#### Data tied to figure images
--- START ---

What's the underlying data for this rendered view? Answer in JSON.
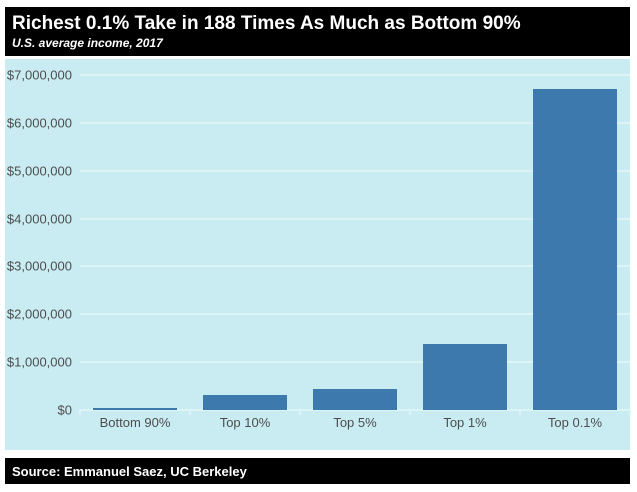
{
  "header": {
    "title": "Richest 0.1% Take in 188 Times As Much as Bottom 90%",
    "subtitle": "U.S. average income, 2017"
  },
  "source": {
    "text": "Source: Emmanuel Saez, UC Berkeley"
  },
  "colors": {
    "page_bg": "#ffffff",
    "header_bg": "#000000",
    "header_text": "#ffffff",
    "plot_bg": "#c9ecf2",
    "gridline": "#ddf4f7",
    "bar": "#3e79ad",
    "axis_text": "#4d4d4d",
    "source_bg": "#000000",
    "source_text": "#ffffff"
  },
  "chart_data": {
    "type": "bar",
    "title": "Richest 0.1% Take in 188 Times As Much as Bottom 90%",
    "subtitle": "U.S. average income, 2017",
    "categories": [
      "Bottom 90%",
      "Top 10%",
      "Top 5%",
      "Top 1%",
      "Top 0.1%"
    ],
    "values": [
      35600,
      313000,
      440000,
      1380000,
      6700000
    ],
    "xlabel": "",
    "ylabel": "",
    "ylim": [
      0,
      7000000
    ],
    "ytick_interval": 1000000,
    "ytick_labels": [
      "$0",
      "$1,000,000",
      "$2,000,000",
      "$3,000,000",
      "$4,000,000",
      "$5,000,000",
      "$6,000,000",
      "$7,000,000"
    ],
    "grid": true,
    "legend": false
  }
}
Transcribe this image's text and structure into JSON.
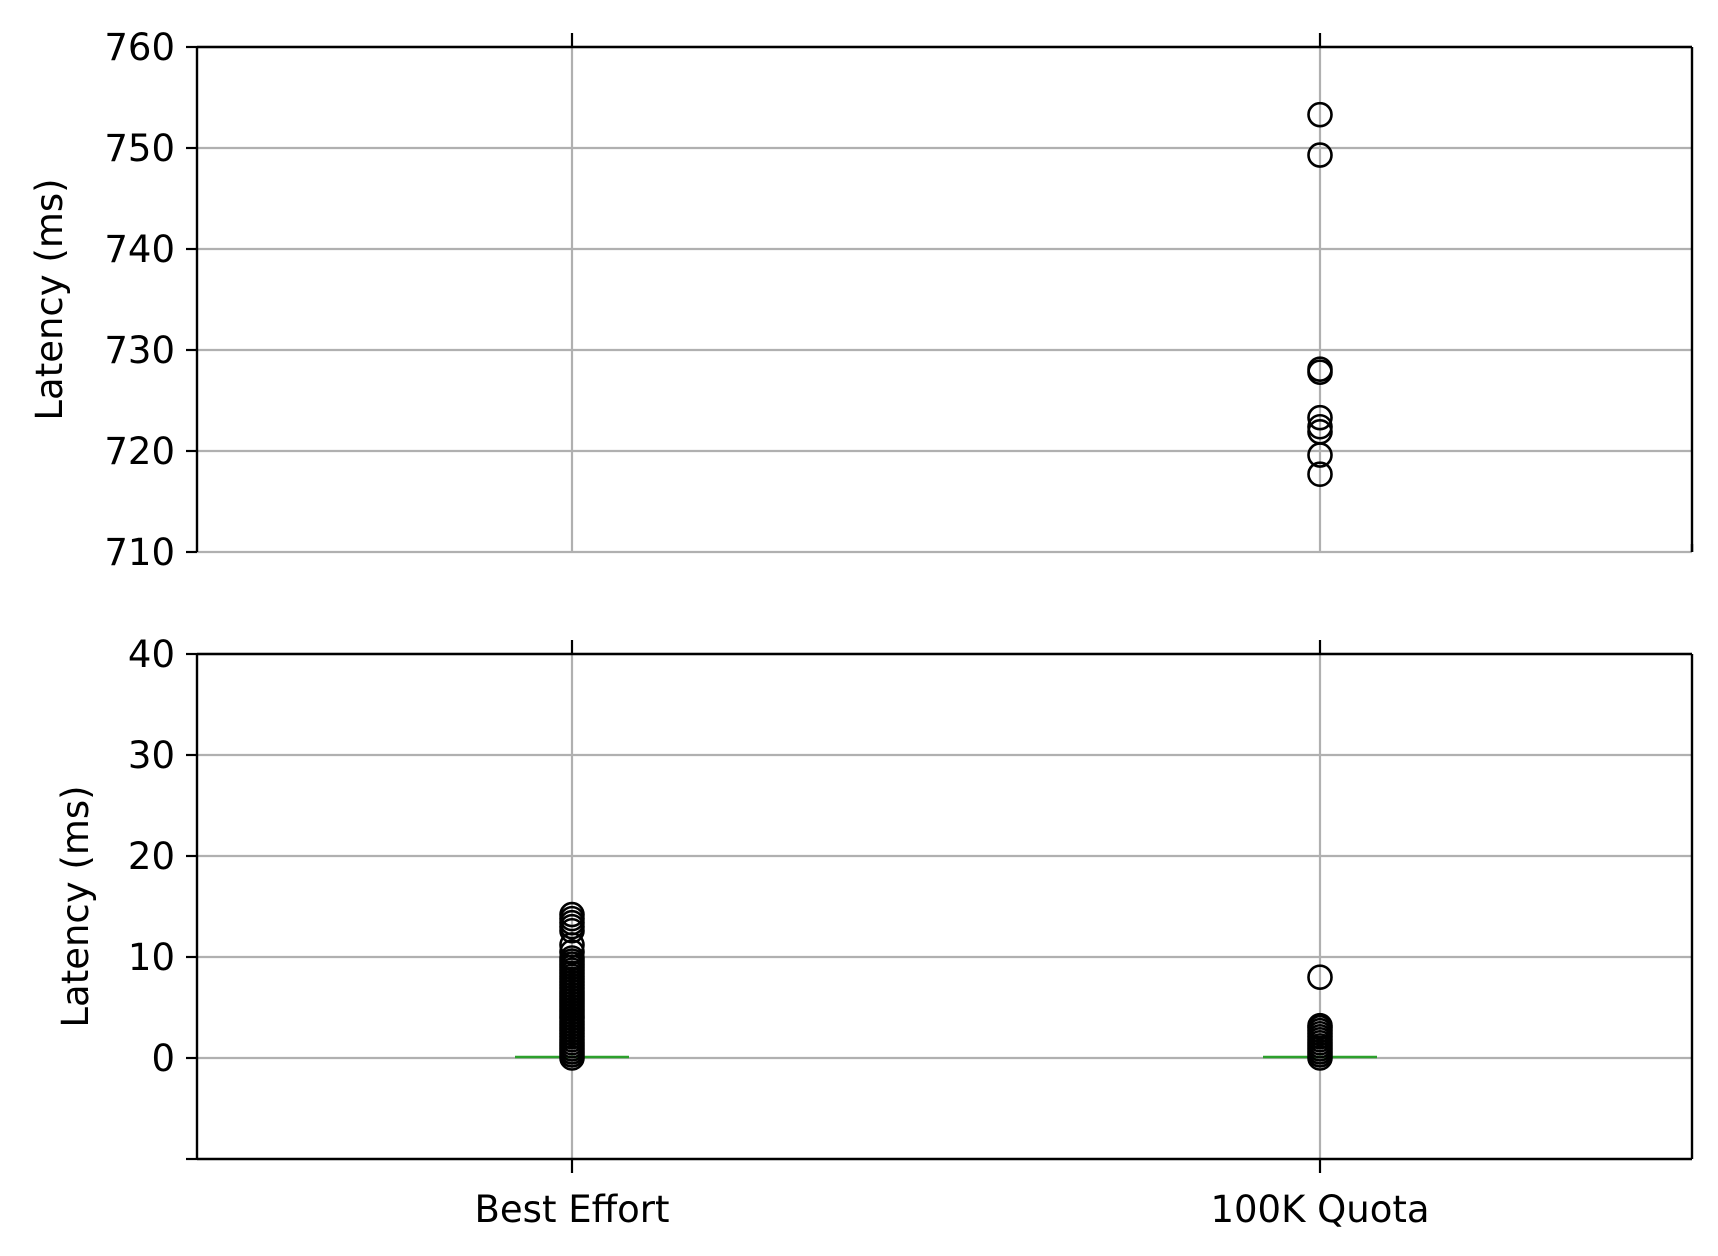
{
  "chart_data": {
    "type": "box",
    "categories": [
      "Best Effort",
      "100K Quota"
    ],
    "grid": true,
    "colors": {
      "axis": "#000000",
      "grid": "#b0b0b0",
      "median": "#2ca02c",
      "outlier_edge": "#000000"
    },
    "panels": [
      {
        "ylabel": "Latency (ms)",
        "ylim": [
          710,
          760
        ],
        "yticks": [
          "710",
          "720",
          "730",
          "740",
          "750",
          "760"
        ],
        "series": [
          {
            "outliers": []
          },
          {
            "outliers": [
              717.7,
              719.6,
              721.9,
              722.4,
              723.3,
              727.8,
              728.1,
              749.3,
              753.3
            ]
          }
        ]
      },
      {
        "ylabel": "Latency (ms)",
        "ylim": [
          -10,
          40
        ],
        "yticks": [
          "0",
          "10",
          "20",
          "30",
          "40"
        ],
        "series": [
          {
            "median": 0.1,
            "outliers": [
              0.0,
              0.3,
              0.6,
              0.9,
              1.2,
              1.5,
              1.8,
              2.1,
              2.4,
              2.7,
              3.0,
              3.3,
              3.6,
              3.9,
              4.2,
              4.5,
              4.8,
              5.1,
              5.4,
              5.7,
              6.0,
              6.3,
              6.6,
              6.9,
              7.2,
              7.5,
              7.8,
              8.1,
              8.4,
              8.7,
              9.0,
              9.3,
              9.6,
              9.9,
              10.5,
              11.2,
              12.6,
              13.0,
              13.4,
              13.8,
              14.2
            ]
          },
          {
            "median": 0.1,
            "outliers": [
              0.0,
              0.3,
              0.6,
              0.9,
              1.2,
              1.5,
              1.8,
              2.1,
              2.4,
              2.7,
              3.0,
              3.2,
              8.0
            ]
          }
        ]
      }
    ]
  }
}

--- END ---

#### EXERCISE AIM
Check each line of the records above for "income", and copy those that have it.

#### PROBLEM SOLUTION
    "subtitle": "U.S. average income, 2017"
    "subtitle": "U.S. average income, 2017",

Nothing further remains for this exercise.